**PROBLEM DESCRIPTION**
Below is a listing; write it out exactly and drop any images from it.

**RAW RECORDS**
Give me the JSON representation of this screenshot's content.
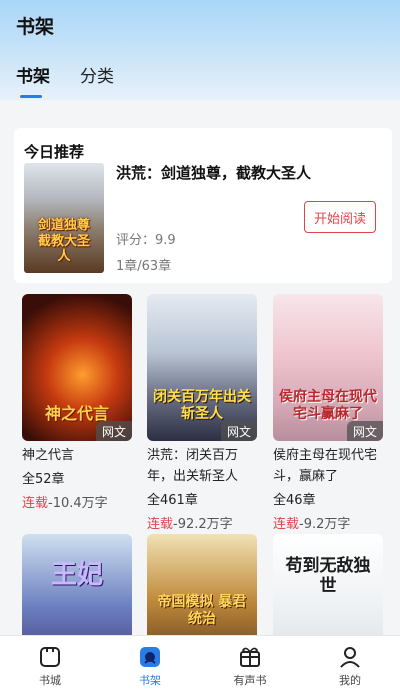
{
  "header": {
    "title": "书架",
    "tabs": [
      {
        "label": "书架",
        "active": true
      },
      {
        "label": "分类",
        "active": false
      }
    ]
  },
  "recommend": {
    "heading": "今日推荐",
    "title": "洪荒：剑道独尊，截教大圣人",
    "score": "评分：9.9",
    "progress": "1章/63章",
    "button": "开始阅读",
    "cover_text": "剑道独尊截教大圣人"
  },
  "books": [
    {
      "name": "神之代言",
      "chapters": "全52章",
      "status": "连载",
      "words": "-10.4万字",
      "badge": "网文",
      "cover_text": "神之代言"
    },
    {
      "name": "洪荒：闭关百万年，出关斩圣人",
      "chapters": "全461章",
      "status": "连载",
      "words": "-92.2万字",
      "badge": "网文",
      "cover_text": "闭关百万年出关斩圣人"
    },
    {
      "name": "侯府主母在现代宅斗，赢麻了",
      "chapters": "全46章",
      "status": "连载",
      "words": "-9.2万字",
      "badge": "网文",
      "cover_text": "侯府主母在现代宅斗赢麻了"
    },
    {
      "name": "",
      "chapters": "",
      "status": "",
      "words": "",
      "badge": "",
      "cover_text": "王妃"
    },
    {
      "name": "",
      "chapters": "",
      "status": "",
      "words": "",
      "badge": "",
      "cover_text": "帝国模拟 暴君统治"
    },
    {
      "name": "",
      "chapters": "",
      "status": "",
      "words": "",
      "badge": "",
      "cover_text": "苟到无敌独世"
    }
  ],
  "nav": [
    {
      "label": "书城",
      "icon": "bookstore-icon",
      "active": false
    },
    {
      "label": "书架",
      "icon": "bookshelf-icon",
      "active": true
    },
    {
      "label": "有声书",
      "icon": "audiobook-icon",
      "active": false
    },
    {
      "label": "我的",
      "icon": "profile-icon",
      "active": false
    }
  ],
  "colors": {
    "accent": "#2a7be4",
    "serial": "#e0454a"
  }
}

**TASK SOLUTION**
Give me the JSON representation of this screenshot's content.
{
  "header": {
    "title": "书架",
    "tabs": [
      {
        "label": "书架",
        "active": true
      },
      {
        "label": "分类",
        "active": false
      }
    ]
  },
  "recommend": {
    "heading": "今日推荐",
    "title": "洪荒：剑道独尊，截教大圣人",
    "score": "评分：9.9",
    "progress": "1章/63章",
    "button": "开始阅读",
    "cover_text": "剑道独尊截教大圣人"
  },
  "books": [
    {
      "name": "神之代言",
      "chapters": "全52章",
      "status": "连载",
      "words": "-10.4万字",
      "badge": "网文",
      "cover_text": "神之代言"
    },
    {
      "name": "洪荒：闭关百万年，出关斩圣人",
      "chapters": "全461章",
      "status": "连载",
      "words": "-92.2万字",
      "badge": "网文",
      "cover_text": "闭关百万年出关斩圣人"
    },
    {
      "name": "侯府主母在现代宅斗，赢麻了",
      "chapters": "全46章",
      "status": "连载",
      "words": "-9.2万字",
      "badge": "网文",
      "cover_text": "侯府主母在现代宅斗赢麻了"
    },
    {
      "name": "",
      "chapters": "",
      "status": "",
      "words": "",
      "badge": "",
      "cover_text": "王妃"
    },
    {
      "name": "",
      "chapters": "",
      "status": "",
      "words": "",
      "badge": "",
      "cover_text": "帝国模拟 暴君统治"
    },
    {
      "name": "",
      "chapters": "",
      "status": "",
      "words": "",
      "badge": "",
      "cover_text": "苟到无敌独世"
    }
  ],
  "nav": [
    {
      "label": "书城",
      "icon": "bookstore-icon",
      "active": false
    },
    {
      "label": "书架",
      "icon": "bookshelf-icon",
      "active": true
    },
    {
      "label": "有声书",
      "icon": "audiobook-icon",
      "active": false
    },
    {
      "label": "我的",
      "icon": "profile-icon",
      "active": false
    }
  ],
  "colors": {
    "accent": "#2a7be4",
    "serial": "#e0454a"
  }
}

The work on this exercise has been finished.